### Problem statement:
Lines that contain "四中全会精神" are to be counted; give only their number.

** BEGIN **

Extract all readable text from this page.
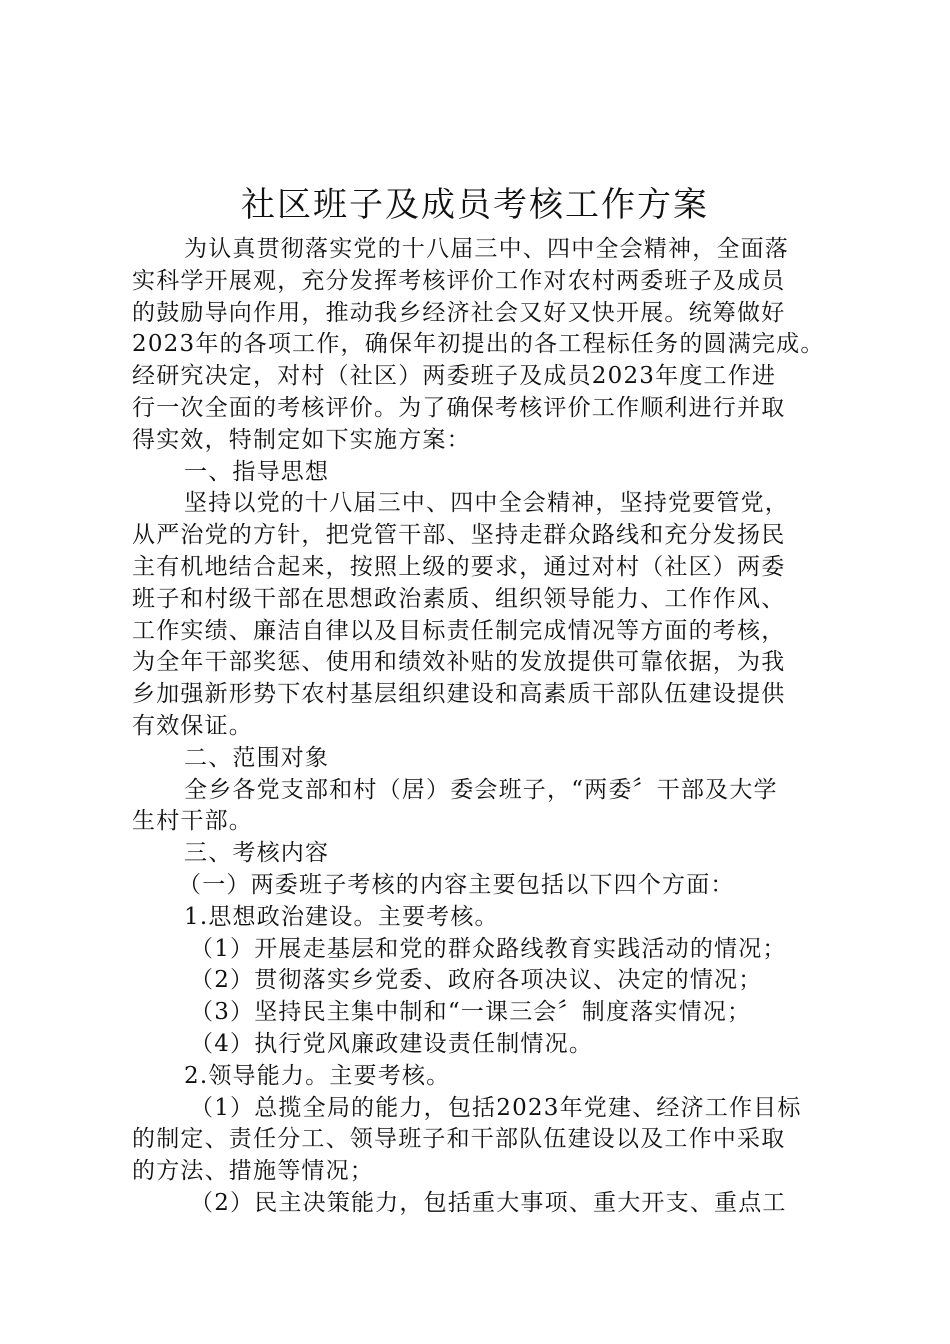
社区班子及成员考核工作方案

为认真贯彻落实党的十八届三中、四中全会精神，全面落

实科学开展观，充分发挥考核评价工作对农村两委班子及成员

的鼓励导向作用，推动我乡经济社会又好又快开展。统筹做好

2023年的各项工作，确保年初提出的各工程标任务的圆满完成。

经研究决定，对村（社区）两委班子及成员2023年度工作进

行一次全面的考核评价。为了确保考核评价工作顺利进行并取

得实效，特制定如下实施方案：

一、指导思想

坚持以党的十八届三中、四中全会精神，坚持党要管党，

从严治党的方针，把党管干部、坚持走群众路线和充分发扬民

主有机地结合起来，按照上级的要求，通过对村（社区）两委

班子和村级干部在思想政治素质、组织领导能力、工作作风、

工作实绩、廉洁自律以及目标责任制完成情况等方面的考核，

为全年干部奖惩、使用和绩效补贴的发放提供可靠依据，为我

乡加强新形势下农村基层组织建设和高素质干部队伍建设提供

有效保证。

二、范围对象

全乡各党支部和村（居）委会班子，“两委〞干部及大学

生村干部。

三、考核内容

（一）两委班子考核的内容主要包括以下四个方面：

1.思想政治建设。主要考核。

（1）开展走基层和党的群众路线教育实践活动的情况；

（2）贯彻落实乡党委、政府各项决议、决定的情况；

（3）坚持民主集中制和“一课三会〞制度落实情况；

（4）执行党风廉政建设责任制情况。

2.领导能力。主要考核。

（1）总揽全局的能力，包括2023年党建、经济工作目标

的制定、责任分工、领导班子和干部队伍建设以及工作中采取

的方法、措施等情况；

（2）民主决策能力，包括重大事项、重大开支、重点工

** END **

### Task solution:
2